Within the listing below, locate all lines containing the word "Zaznaczony". Copy each one.

Given data:
________________________

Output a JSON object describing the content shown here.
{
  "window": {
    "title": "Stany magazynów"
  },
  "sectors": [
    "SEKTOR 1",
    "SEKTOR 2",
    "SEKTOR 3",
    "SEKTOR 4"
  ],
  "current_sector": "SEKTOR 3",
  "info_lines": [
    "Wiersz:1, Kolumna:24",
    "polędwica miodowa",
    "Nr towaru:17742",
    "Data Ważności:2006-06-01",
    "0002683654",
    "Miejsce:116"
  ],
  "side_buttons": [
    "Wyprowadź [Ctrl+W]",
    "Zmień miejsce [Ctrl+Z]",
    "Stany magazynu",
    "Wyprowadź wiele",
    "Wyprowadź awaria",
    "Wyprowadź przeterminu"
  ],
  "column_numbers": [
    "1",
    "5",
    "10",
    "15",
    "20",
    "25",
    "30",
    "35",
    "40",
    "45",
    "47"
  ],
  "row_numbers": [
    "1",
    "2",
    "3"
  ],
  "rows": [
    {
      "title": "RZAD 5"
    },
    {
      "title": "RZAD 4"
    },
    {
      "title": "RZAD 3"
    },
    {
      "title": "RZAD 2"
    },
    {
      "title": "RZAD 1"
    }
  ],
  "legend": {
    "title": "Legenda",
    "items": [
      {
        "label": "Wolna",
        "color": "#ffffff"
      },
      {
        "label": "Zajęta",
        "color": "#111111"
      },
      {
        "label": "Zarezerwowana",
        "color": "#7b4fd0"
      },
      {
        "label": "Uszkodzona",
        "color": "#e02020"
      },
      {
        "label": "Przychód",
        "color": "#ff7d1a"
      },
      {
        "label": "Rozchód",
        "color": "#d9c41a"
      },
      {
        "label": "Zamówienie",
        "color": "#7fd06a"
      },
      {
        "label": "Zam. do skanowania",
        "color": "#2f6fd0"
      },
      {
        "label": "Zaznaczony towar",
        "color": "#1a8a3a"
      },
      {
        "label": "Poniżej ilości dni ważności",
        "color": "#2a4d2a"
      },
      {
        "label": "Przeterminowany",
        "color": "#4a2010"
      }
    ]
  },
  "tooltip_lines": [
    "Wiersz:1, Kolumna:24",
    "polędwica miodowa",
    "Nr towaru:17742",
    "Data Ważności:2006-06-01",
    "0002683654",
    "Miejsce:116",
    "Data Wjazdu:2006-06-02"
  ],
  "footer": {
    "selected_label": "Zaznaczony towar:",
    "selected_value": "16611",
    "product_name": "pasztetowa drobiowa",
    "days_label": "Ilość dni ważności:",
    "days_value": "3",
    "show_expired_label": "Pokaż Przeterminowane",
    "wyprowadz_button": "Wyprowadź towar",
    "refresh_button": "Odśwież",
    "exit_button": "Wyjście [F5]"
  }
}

________________________

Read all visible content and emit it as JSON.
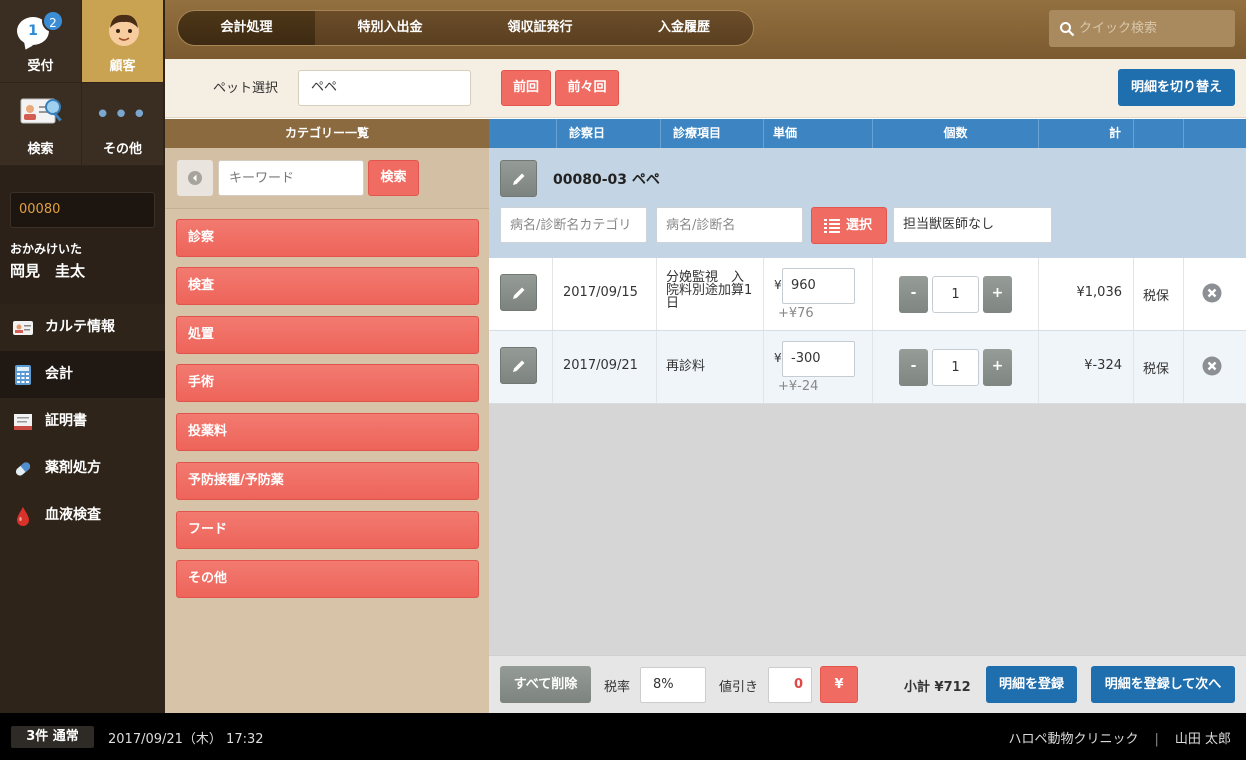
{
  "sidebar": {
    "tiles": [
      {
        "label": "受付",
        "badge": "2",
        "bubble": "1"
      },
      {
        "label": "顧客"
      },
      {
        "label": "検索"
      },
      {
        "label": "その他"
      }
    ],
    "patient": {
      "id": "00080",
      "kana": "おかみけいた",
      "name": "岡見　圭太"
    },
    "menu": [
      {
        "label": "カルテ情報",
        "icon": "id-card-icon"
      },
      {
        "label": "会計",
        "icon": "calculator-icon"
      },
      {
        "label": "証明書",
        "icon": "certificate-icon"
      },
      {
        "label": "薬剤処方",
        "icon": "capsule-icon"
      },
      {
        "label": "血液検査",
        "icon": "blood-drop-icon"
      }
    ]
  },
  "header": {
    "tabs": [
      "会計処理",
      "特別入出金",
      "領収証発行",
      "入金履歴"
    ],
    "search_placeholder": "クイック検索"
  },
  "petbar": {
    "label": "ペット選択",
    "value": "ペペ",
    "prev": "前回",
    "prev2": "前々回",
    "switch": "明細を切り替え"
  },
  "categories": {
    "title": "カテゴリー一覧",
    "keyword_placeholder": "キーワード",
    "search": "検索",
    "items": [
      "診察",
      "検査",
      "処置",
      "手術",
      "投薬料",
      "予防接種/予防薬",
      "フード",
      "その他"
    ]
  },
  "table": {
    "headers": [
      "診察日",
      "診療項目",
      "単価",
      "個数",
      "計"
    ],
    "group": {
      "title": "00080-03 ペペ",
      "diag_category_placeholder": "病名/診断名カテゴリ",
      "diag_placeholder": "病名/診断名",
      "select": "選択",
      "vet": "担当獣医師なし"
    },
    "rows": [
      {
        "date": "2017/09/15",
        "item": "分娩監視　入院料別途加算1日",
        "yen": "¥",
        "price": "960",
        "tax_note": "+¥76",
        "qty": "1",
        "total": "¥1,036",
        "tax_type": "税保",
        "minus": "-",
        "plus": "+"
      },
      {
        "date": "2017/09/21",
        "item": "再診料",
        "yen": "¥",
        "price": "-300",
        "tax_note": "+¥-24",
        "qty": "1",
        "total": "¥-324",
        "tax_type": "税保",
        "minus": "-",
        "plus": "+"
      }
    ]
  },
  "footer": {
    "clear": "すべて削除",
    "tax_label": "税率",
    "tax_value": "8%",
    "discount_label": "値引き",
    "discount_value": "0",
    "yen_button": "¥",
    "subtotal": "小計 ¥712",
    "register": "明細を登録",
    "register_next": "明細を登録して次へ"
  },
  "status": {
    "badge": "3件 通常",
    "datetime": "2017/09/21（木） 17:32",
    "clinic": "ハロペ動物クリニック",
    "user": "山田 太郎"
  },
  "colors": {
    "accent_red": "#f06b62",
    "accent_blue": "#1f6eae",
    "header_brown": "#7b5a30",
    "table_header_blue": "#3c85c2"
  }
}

________________________

Finished task:
        "label": "Zaznaczony towar",
    "selected_label": "Zaznaczony towar:",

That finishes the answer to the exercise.